[[ DATA PROVIDED open ]]

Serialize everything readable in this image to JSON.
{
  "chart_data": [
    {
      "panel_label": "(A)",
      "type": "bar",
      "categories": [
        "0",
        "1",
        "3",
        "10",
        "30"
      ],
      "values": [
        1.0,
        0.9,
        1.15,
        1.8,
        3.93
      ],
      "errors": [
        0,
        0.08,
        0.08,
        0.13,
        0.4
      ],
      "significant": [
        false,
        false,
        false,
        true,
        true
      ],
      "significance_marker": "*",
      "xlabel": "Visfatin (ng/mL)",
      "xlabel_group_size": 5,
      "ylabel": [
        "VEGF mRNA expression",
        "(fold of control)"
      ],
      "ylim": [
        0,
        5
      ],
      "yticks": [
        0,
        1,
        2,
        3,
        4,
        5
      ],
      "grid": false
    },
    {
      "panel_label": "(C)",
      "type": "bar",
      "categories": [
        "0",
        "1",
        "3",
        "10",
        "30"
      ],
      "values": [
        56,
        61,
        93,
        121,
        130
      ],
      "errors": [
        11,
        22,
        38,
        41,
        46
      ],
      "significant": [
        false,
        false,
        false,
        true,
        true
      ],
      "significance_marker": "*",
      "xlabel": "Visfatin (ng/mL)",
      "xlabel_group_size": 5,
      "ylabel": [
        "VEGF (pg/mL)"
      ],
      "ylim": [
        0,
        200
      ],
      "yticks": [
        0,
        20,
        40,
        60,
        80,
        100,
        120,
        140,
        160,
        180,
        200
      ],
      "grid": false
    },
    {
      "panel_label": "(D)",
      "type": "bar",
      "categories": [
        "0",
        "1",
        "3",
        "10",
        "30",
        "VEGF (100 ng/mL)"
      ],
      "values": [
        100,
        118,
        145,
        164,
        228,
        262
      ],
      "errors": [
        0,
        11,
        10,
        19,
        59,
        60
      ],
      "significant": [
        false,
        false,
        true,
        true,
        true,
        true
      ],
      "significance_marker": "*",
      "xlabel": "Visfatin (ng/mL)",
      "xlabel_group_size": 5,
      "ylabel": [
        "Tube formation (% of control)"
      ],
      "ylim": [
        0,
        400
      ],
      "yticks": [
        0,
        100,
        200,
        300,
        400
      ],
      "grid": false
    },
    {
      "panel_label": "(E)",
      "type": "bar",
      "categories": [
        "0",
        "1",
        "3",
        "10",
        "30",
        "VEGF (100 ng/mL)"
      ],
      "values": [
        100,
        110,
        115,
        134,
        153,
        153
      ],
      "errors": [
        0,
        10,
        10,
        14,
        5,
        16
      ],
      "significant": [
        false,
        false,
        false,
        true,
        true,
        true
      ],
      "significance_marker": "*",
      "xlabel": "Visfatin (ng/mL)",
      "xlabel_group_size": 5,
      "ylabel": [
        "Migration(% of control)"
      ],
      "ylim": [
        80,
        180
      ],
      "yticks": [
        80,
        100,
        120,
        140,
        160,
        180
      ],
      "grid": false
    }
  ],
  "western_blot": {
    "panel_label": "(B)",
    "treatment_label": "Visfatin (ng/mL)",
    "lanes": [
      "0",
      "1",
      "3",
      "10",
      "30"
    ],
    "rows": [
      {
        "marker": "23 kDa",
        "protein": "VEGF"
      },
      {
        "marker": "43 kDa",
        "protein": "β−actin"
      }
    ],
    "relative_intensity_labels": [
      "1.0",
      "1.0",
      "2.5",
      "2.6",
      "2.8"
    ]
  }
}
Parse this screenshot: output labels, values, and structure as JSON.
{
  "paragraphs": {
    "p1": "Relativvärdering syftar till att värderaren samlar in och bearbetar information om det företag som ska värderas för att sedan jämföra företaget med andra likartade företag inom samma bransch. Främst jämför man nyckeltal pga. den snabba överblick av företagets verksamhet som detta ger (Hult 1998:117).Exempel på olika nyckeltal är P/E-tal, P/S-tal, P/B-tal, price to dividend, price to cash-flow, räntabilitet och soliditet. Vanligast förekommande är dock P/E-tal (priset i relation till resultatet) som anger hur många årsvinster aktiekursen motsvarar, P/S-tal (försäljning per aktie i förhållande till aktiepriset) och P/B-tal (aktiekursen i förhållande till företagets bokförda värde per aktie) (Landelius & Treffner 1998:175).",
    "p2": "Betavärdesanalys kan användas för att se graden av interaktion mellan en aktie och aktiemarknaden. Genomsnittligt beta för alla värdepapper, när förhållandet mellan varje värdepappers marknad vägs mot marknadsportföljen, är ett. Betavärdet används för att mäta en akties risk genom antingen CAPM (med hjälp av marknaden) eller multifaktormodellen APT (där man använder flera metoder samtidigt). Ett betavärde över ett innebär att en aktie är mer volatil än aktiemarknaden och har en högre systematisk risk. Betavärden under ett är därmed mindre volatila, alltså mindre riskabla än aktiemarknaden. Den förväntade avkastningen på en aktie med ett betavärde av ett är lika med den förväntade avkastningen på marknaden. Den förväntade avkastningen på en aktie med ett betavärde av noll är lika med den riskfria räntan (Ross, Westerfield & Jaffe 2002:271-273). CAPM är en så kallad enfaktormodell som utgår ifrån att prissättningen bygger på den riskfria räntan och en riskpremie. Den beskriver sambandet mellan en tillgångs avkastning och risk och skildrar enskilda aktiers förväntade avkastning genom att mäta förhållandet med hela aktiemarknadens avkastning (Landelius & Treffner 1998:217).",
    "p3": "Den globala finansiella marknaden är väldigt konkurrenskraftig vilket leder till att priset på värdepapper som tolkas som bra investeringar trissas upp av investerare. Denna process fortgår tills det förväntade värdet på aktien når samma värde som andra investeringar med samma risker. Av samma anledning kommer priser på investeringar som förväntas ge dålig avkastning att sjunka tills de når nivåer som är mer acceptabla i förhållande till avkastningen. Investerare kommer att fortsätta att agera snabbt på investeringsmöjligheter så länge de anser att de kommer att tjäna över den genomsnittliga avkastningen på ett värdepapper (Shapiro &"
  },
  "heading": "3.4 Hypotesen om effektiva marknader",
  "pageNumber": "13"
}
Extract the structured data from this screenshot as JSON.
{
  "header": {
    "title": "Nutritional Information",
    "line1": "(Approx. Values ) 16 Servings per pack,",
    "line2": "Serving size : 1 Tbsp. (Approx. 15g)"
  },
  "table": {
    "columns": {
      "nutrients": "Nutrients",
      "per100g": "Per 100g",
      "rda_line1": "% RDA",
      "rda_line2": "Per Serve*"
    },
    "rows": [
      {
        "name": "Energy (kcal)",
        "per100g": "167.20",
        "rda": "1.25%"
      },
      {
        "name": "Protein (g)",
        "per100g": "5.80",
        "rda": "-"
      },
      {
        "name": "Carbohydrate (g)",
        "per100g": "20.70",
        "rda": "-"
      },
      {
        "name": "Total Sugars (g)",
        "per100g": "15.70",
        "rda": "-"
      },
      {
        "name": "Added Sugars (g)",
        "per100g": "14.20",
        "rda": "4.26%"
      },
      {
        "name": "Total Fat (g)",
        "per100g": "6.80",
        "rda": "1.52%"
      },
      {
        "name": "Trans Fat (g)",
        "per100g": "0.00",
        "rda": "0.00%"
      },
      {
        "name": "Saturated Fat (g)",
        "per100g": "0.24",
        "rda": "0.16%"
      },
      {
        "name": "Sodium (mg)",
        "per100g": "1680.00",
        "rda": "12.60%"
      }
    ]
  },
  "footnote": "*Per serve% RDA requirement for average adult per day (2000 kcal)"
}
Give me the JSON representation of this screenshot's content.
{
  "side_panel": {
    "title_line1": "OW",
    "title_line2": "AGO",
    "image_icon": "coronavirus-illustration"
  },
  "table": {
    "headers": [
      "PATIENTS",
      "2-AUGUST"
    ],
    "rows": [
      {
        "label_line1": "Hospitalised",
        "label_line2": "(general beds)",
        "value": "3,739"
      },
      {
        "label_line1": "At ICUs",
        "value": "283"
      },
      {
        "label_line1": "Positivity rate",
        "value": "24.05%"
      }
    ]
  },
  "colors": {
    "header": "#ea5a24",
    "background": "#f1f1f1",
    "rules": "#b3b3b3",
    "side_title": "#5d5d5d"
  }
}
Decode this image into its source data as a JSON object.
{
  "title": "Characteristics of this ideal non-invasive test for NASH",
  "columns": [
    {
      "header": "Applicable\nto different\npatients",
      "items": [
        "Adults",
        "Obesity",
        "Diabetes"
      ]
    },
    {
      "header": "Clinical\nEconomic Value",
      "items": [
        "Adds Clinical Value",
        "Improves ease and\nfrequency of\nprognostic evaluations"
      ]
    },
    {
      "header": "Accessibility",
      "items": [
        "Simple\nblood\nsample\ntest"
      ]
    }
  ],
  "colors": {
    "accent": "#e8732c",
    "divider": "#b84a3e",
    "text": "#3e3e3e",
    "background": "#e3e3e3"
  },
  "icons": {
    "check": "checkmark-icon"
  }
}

[[ DATA PROVIDED closed ]]

What lines above hold the word "JSON"? List them all.

SOLUTION TO THIS EXERCISE:
Serialize everything readable in this image to JSON.
Parse this screenshot: output labels, values, and structure as JSON.
Extract the structured data from this screenshot as JSON.
Give me the JSON representation of this screenshot's content.
Decode this image into its source data as a JSON object.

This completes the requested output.